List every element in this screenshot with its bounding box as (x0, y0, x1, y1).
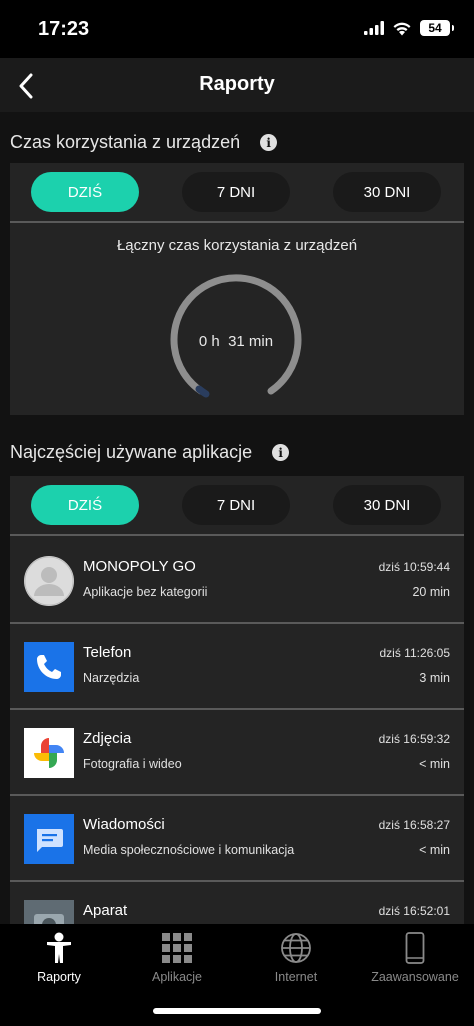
usage-section-title-text: Czas korzystania z urządzeń (10, 132, 241, 152)
tab-label: Internet (274, 970, 318, 984)
app-duration: < min (419, 757, 450, 771)
tab-advanced[interactable]: Zaawansowane (356, 932, 474, 992)
app-category: Aplikacje bez kategorii (83, 585, 208, 599)
usage-card: DZIŚ 7 DNI 30 DNI Łączny czas korzystani… (10, 163, 464, 415)
total-usage-label: Łączny czas korzystania z urządzeń (116, 237, 358, 254)
app-last-used: dziś 16:58:27 (378, 818, 450, 832)
apps-tab-today[interactable]: DZIŚ (31, 485, 139, 525)
tab-label: Aplikacje (151, 970, 203, 984)
app-category: Narzędzia (83, 671, 140, 685)
home-indicator (153, 1008, 321, 1014)
camera-icon (24, 900, 74, 924)
app-name: Aparat (83, 902, 128, 919)
person-report-icon (47, 932, 71, 963)
app-name: Telefon (83, 644, 132, 661)
apps-period-selector: DZIŚ 7 DNI 30 DNI (10, 476, 464, 536)
status-icons: 54 (364, 20, 454, 36)
phone-device-icon (405, 932, 425, 964)
globe-icon (281, 933, 311, 963)
usage-tab-7-days[interactable]: 7 DNI (182, 172, 290, 212)
nav-bar: Raporty (0, 58, 474, 112)
apps-section-title: Najczęściej używane aplikacje i (10, 442, 290, 463)
usage-tab-30-days[interactable]: 30 DNI (333, 172, 441, 212)
app-category: Media społecznościowe i komunikacja (83, 843, 295, 857)
grid-icon (162, 933, 192, 963)
usage-section-title: Czas korzystania z urządzeń i (10, 132, 278, 153)
usage-period-selector: DZIŚ 7 DNI 30 DNI (10, 163, 464, 223)
app-last-used: dziś 10:59:44 (378, 560, 450, 574)
tab-reports[interactable]: Raporty (0, 932, 118, 992)
signal-icon (364, 21, 384, 35)
wifi-icon (393, 22, 411, 35)
list-item[interactable]: Telefon Narzędzia dziś 11:26:05 3 min (10, 624, 464, 710)
person-placeholder-icon (24, 556, 74, 606)
app-name: MONOPOLY GO (83, 558, 196, 575)
app-duration: < min (419, 843, 450, 857)
tab-label: Zaawansowane (371, 970, 459, 984)
status-time: 17:23 (38, 18, 90, 40)
page-title: Raporty (199, 73, 275, 95)
total-usage-value: 0 h 31 min (198, 333, 274, 350)
app-list: MONOPOLY GO Aplikacje bez kategorii dziś… (10, 538, 464, 924)
status-bar: 17:23 54 (0, 0, 474, 58)
apps-tab-7-days[interactable]: 7 DNI (182, 485, 290, 525)
app-duration: 20 min (412, 585, 450, 599)
list-item[interactable]: MONOPOLY GO Aplikacje bez kategorii dziś… (10, 538, 464, 624)
info-icon[interactable]: i (260, 134, 278, 151)
list-item[interactable]: Aparat dziś 16:52:01 (10, 882, 464, 924)
list-item[interactable]: Zdjęcia Fotografia i wideo dziś 16:59:32… (10, 710, 464, 796)
usage-tab-today[interactable]: DZIŚ (31, 172, 139, 212)
app-last-used: dziś 16:59:32 (378, 732, 450, 746)
photos-pinwheel-icon (24, 728, 74, 778)
apps-section-title-text: Najczęściej używane aplikacje (10, 442, 253, 462)
app-last-used: dziś 11:26:05 (379, 646, 451, 660)
phone-icon (24, 642, 74, 692)
app-duration: 3 min (419, 671, 450, 685)
message-icon (24, 814, 74, 864)
apps-period-card: DZIŚ 7 DNI 30 DNI (10, 476, 464, 538)
app-name: Wiadomości (83, 816, 165, 833)
tab-apps[interactable]: Aplikacje (118, 932, 236, 992)
battery-icon: 54 (420, 20, 454, 36)
app-category: Fotografia i wideo (83, 757, 182, 771)
info-icon[interactable]: i (272, 444, 290, 461)
tab-label: Raporty (37, 970, 81, 984)
apps-tab-30-days[interactable]: 30 DNI (333, 485, 441, 525)
tab-internet[interactable]: Internet (237, 932, 355, 992)
app-last-used: dziś 16:52:01 (378, 904, 450, 918)
list-item[interactable]: Wiadomości Media społecznościowe i komun… (10, 796, 464, 882)
app-name: Zdjęcia (83, 730, 132, 747)
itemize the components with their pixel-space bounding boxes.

Exercise brief: Rewrite the listing above with every "interactable" replaced by "clickable" and nothing else changed. Leave the picture out.

Written reply:
List every element in this screenshot with its bounding box as (x0, y0, x1, y1).
usage-section-title-text: Czas korzystania z urządzeń (10, 132, 241, 152)
tab-label: Internet (274, 970, 318, 984)
app-duration: < min (419, 757, 450, 771)
tab-advanced[clickable]: Zaawansowane (356, 932, 474, 992)
app-category: Aplikacje bez kategorii (83, 585, 208, 599)
usage-card: DZIŚ 7 DNI 30 DNI Łączny czas korzystani… (10, 163, 464, 415)
total-usage-label: Łączny czas korzystania z urządzeń (116, 237, 358, 254)
app-last-used: dziś 16:58:27 (378, 818, 450, 832)
apps-tab-today[clickable]: DZIŚ (31, 485, 139, 525)
tab-label: Aplikacje (151, 970, 203, 984)
app-category: Narzędzia (83, 671, 140, 685)
home-indicator (153, 1008, 321, 1014)
camera-icon (24, 900, 74, 924)
app-name: Aparat (83, 902, 128, 919)
person-report-icon (47, 932, 71, 963)
app-name: Telefon (83, 644, 132, 661)
apps-period-selector: DZIŚ 7 DNI 30 DNI (10, 476, 464, 536)
status-icons: 54 (364, 20, 454, 36)
phone-device-icon (405, 932, 425, 964)
globe-icon (281, 933, 311, 963)
usage-tab-7-days[clickable]: 7 DNI (182, 172, 290, 212)
nav-bar: Raporty (0, 58, 474, 112)
apps-section-title: Najczęściej używane aplikacje i (10, 442, 290, 463)
usage-tab-30-days[clickable]: 30 DNI (333, 172, 441, 212)
app-category: Media społecznościowe i komunikacja (83, 843, 295, 857)
grid-icon (162, 933, 192, 963)
usage-section-title: Czas korzystania z urządzeń i (10, 132, 278, 153)
usage-period-selector: DZIŚ 7 DNI 30 DNI (10, 163, 464, 223)
app-last-used: dziś 10:59:44 (378, 560, 450, 574)
tab-reports[clickable]: Raporty (0, 932, 118, 992)
signal-icon (364, 21, 384, 35)
wifi-icon (393, 22, 411, 35)
list-item[clickable]: Telefon Narzędzia dziś 11:26:05 3 min (10, 624, 464, 710)
person-placeholder-icon (24, 556, 74, 606)
app-name: MONOPOLY GO (83, 558, 196, 575)
app-duration: < min (419, 843, 450, 857)
tab-label: Zaawansowane (371, 970, 459, 984)
status-time: 17:23 (38, 18, 90, 40)
page-title: Raporty (199, 73, 275, 95)
total-usage-value: 0 h 31 min (198, 333, 274, 350)
app-list: MONOPOLY GO Aplikacje bez kategorii dziś… (10, 538, 464, 924)
status-bar: 17:23 54 (0, 0, 474, 58)
apps-tab-7-days[clickable]: 7 DNI (182, 485, 290, 525)
app-duration: 20 min (412, 585, 450, 599)
list-item[clickable]: MONOPOLY GO Aplikacje bez kategorii dziś… (10, 538, 464, 624)
info-icon[clickable]: i (260, 134, 278, 151)
list-item[clickable]: Aparat dziś 16:52:01 (10, 882, 464, 924)
list-item[clickable]: Zdjęcia Fotografia i wideo dziś 16:59:32… (10, 710, 464, 796)
usage-tab-today[clickable]: DZIŚ (31, 172, 139, 212)
app-last-used: dziś 16:59:32 (378, 732, 450, 746)
photos-pinwheel-icon (24, 728, 74, 778)
apps-section-title-text: Najczęściej używane aplikacje (10, 442, 253, 462)
app-last-used: dziś 11:26:05 (379, 646, 451, 660)
phone-icon (24, 642, 74, 692)
app-duration: 3 min (419, 671, 450, 685)
message-icon (24, 814, 74, 864)
apps-period-card: DZIŚ 7 DNI 30 DNI (10, 476, 464, 538)
app-name: Wiadomości (83, 816, 165, 833)
tab-apps[clickable]: Aplikacje (118, 932, 236, 992)
battery-icon: 54 (420, 20, 454, 36)
app-category: Fotografia i wideo (83, 757, 182, 771)
info-icon[clickable]: i (272, 444, 290, 461)
tab-label: Raporty (37, 970, 81, 984)
apps-tab-30-days[clickable]: 30 DNI (333, 485, 441, 525)
tab-internet[clickable]: Internet (237, 932, 355, 992)
app-last-used: dziś 16:52:01 (378, 904, 450, 918)
list-item[clickable]: Wiadomości Media społecznościowe i komun… (10, 796, 464, 882)
app-name: Zdjęcia (83, 730, 132, 747)
itemize the components with their pixel-space bounding boxes.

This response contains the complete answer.